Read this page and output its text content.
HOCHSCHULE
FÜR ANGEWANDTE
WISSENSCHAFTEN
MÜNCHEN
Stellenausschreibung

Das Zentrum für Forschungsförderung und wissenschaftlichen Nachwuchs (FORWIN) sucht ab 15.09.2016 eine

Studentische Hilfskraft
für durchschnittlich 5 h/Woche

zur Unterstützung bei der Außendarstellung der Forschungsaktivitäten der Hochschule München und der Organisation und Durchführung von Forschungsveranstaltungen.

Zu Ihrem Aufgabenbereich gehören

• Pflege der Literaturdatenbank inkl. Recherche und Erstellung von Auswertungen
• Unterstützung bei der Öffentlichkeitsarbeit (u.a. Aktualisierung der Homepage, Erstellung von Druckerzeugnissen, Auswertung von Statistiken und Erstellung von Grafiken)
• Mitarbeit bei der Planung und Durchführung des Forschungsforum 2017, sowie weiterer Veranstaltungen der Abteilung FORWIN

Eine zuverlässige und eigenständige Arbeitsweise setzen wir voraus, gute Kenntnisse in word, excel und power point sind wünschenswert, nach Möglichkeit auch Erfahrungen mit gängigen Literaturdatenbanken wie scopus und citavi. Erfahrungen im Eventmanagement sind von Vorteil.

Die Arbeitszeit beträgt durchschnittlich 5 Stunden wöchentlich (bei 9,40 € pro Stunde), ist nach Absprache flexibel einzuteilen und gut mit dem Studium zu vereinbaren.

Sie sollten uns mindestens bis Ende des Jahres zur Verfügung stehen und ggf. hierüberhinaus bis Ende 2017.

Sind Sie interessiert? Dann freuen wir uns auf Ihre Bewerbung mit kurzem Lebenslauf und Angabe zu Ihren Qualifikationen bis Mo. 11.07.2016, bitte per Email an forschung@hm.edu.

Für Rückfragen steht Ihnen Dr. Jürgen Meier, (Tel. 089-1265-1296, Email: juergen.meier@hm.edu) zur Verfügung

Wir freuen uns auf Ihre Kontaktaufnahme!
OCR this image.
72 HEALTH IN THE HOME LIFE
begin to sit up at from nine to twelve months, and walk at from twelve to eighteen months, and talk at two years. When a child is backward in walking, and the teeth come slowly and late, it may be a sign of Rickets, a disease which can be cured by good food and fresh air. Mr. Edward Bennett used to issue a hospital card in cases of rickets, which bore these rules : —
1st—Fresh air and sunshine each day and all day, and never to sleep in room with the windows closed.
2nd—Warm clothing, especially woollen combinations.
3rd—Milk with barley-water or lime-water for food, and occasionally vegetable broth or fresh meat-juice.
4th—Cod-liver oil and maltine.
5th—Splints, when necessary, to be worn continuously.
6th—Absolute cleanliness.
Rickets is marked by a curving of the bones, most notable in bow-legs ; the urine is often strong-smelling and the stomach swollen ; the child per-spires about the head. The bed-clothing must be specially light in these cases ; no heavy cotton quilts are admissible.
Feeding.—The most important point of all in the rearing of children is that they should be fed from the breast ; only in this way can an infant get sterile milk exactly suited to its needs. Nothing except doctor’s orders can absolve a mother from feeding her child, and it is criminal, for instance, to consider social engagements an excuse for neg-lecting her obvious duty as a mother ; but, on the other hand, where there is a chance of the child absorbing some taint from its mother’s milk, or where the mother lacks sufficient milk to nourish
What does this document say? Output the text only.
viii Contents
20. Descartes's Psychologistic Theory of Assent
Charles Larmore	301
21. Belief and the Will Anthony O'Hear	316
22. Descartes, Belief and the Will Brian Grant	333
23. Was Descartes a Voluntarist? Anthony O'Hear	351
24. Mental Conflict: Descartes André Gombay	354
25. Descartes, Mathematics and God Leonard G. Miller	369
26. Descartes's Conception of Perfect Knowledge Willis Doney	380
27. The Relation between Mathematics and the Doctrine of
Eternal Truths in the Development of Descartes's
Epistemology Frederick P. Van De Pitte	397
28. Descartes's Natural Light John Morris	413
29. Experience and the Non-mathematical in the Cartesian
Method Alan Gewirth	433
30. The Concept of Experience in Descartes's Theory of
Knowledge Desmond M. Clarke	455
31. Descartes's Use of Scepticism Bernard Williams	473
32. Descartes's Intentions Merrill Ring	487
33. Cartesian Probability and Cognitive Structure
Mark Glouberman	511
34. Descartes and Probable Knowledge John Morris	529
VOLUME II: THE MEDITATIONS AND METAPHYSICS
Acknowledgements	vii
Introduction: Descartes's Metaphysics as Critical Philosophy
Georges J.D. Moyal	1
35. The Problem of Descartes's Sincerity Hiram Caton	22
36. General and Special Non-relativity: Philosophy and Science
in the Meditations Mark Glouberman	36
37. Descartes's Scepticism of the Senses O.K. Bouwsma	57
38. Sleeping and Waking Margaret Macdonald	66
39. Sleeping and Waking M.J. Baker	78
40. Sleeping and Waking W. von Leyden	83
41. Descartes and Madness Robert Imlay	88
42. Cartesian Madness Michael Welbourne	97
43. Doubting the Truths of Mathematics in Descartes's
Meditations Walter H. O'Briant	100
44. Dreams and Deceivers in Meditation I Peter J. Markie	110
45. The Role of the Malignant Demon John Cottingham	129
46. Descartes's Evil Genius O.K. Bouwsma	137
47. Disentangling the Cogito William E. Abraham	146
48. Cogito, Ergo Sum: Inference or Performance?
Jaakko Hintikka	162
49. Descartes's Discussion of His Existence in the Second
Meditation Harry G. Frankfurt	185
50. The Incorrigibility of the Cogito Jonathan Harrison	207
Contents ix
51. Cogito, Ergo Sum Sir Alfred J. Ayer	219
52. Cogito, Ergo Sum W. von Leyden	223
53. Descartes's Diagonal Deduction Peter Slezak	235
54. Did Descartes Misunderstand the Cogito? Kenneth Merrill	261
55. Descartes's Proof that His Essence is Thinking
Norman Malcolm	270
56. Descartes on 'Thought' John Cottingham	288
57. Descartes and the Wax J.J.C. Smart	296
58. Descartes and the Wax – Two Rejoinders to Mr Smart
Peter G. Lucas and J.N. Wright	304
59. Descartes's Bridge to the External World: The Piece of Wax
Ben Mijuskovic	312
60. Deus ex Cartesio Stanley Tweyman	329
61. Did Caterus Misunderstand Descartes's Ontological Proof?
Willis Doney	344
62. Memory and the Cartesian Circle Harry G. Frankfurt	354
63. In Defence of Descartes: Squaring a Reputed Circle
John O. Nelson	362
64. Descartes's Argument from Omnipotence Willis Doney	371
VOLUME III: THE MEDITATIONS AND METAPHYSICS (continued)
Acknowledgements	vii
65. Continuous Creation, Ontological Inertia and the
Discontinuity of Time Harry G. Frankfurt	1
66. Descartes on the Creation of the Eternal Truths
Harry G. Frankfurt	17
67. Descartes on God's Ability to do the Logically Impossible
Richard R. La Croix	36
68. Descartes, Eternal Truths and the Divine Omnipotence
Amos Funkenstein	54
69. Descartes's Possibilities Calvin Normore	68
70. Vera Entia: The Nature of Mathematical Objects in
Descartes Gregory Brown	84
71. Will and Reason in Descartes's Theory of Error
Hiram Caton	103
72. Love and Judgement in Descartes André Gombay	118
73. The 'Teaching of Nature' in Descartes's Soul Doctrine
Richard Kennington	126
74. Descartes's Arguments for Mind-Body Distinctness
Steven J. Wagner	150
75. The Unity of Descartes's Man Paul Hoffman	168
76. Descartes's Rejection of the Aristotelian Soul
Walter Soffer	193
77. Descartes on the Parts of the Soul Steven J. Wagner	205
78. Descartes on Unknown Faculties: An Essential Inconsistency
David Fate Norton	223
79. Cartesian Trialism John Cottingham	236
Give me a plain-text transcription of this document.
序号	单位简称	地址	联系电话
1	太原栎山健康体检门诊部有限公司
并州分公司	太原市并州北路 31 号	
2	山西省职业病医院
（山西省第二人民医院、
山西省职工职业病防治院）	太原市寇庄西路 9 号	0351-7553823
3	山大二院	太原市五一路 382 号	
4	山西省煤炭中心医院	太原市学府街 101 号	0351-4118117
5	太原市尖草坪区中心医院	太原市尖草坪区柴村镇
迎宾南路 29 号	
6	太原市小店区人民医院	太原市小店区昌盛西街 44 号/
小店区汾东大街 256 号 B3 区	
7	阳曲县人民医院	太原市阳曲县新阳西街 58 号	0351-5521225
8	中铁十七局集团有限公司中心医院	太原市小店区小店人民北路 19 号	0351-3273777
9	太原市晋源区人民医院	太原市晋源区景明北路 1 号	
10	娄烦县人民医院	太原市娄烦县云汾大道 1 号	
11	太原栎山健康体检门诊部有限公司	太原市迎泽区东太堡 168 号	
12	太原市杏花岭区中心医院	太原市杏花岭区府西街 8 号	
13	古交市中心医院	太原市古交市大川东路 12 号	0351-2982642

◆ ◆ ◆ ◆

Copy whichever lines in the listing above contain the word "Gombay".

* _RESPONSE FOR THIS EXERCISE_
24. Mental Conflict: Descartes André Gombay	354
72. Love and Judgement in Descartes André Gombay	118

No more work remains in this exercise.